── Document extract

ERP Boot Camp Tip: Comparing conditions with different numbers of trials

A common question in ERP research is whether it is legitimate to compare conditions in which different numbers of trials were averaged together (e.g., error trials versus correct trials in an ERN study; oddballs versus standards in an oddball or MMN study).  It turns out that the answer depends on how you're measuring the ERP components.  In a nutshell: if you're measuring mean amplitude, then it's not a problem to compare conditions with different numbers of trials; if you are measuring peak amplitude, then it is a problem.

An extended discussion of this issue can be found in this document. Here, we provide a brief summary.

The figure below shows a clean ERP waveform and the same ERP waveform with noise added. Note that the peak amplitude is higher in the noisy waveform.  This exemplifies a general principle: All else being equal, the peak voltage will be greater in a noisier waveform than in a cleaner waveform.  This is why it is not legitimate to compare waveforms with different numbers of trials (and therefore different noise levels) when using peak amplitude.  The usual solution to this problem is to create an averaged ERP waveform using a subsample of trials from the condition with more trials, equating the number of trials in the averages.  However, it is almost always better to stop using peak amplitude and instead use mean amplitude to quantify the amplitude of the component (see Chapter 9 in An Introduction to the Event-Related Potential Technique for a list of reasons why mean amplitude is almost always superior to peak amplitude).

────

Problem to work on: Write the next part of the ERP tip on comparing conditions with different numbers of trials, starting after its final sentence.

── Given records

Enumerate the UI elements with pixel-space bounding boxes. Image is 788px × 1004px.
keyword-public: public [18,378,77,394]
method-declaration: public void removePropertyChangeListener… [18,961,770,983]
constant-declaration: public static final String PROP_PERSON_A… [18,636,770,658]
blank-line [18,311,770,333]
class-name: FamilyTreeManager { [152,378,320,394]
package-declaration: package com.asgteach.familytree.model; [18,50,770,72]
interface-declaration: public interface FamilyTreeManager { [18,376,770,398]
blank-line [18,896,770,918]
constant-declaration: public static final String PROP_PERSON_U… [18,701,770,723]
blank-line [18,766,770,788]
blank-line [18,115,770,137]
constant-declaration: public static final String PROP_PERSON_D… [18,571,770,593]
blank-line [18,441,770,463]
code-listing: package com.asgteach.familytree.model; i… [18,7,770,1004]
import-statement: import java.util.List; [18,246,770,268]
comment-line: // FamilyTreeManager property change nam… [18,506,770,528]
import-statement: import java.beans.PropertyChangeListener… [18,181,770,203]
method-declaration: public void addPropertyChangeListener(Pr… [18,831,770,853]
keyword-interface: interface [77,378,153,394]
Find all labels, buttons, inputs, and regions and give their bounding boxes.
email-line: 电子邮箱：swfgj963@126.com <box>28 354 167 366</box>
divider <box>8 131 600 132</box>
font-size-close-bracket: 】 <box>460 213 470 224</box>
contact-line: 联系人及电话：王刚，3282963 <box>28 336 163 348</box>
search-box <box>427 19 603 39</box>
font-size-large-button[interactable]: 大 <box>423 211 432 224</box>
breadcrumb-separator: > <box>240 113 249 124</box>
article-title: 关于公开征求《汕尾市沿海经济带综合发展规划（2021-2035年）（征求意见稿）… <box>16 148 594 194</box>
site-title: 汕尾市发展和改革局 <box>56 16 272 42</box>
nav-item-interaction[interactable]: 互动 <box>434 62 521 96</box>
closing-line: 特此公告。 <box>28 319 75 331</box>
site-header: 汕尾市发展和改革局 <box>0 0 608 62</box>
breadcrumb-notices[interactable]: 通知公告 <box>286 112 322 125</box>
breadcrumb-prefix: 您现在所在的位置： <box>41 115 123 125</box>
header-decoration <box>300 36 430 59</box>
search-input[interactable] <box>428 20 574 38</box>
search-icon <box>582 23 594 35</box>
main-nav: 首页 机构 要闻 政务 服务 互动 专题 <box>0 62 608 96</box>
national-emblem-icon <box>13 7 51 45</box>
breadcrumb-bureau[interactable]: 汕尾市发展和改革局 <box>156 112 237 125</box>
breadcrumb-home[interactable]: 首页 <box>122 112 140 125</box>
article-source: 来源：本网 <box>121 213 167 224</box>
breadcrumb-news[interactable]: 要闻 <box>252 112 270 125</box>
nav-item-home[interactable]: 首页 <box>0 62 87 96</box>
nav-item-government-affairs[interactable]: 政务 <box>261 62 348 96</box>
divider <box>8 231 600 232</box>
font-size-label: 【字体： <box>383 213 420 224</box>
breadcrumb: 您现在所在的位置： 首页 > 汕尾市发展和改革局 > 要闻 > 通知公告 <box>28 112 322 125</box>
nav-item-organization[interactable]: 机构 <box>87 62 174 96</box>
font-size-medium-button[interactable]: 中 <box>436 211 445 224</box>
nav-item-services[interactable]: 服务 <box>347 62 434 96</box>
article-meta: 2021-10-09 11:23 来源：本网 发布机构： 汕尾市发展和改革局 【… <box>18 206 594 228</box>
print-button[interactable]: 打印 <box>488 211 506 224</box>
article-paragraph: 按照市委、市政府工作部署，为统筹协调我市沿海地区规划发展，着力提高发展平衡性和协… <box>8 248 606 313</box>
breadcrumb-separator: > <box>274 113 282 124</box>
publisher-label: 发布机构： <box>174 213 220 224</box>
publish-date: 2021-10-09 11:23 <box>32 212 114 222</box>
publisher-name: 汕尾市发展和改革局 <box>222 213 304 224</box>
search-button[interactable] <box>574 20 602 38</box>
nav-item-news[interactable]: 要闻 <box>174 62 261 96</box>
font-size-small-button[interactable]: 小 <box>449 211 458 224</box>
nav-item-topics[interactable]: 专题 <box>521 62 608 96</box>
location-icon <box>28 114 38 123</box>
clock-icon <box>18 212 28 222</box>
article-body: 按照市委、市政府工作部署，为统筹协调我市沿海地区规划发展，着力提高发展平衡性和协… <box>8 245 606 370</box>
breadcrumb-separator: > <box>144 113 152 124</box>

────

Response to this task:
different numbers of trials.jpg

Mean amplitude (e.g., the average voltage between 300 and 500 ms) is not biased by the noise level.  That is, the mean amplitude will be more variable if the data are noisier, but it is not consistently pushed toward a larger value.  So, you might have more subject-to-subject variability in a condition with fewer trials, but most statistical techniques are robust to modest differences in variance, and this variability will not induce an artificial difference in means between your groups.  There is no need to subsample from the condition with more trials when you are using mean amplitude.  You are just throwing away statistical power if you do this.

Bottom line: In almost every case, the best way to deal with the "problem" of different numbers of trials per condition is to do nothing at all, except make sure you're using mean amplitude to quantify the amplitude.